--- start STORED ROWS ---

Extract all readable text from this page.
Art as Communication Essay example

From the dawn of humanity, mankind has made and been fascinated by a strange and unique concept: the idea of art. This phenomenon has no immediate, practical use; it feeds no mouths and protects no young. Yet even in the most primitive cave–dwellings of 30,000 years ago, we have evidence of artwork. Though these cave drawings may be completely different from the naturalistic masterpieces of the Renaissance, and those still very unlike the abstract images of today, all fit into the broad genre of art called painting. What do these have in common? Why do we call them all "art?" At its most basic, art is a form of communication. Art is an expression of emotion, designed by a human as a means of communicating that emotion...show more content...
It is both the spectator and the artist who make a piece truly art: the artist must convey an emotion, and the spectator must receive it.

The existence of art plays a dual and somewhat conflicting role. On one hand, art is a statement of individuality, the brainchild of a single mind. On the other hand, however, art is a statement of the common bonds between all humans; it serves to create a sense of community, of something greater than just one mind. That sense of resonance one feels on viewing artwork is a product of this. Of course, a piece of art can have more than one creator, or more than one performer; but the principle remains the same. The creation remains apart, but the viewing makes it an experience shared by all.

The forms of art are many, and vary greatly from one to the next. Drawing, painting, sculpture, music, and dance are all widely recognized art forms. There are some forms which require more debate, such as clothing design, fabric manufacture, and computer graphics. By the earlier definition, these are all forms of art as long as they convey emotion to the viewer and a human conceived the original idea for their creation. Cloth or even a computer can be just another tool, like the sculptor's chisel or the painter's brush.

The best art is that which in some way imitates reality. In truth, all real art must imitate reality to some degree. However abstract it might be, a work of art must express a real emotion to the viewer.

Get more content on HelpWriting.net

--- end STORED ROWS ---

→ **EXERCISE REQUIREMENTS**:
Reply with only the number of lines in the entries that contain the word "must".

→ **RESPONSE TO THIS TASK**:
2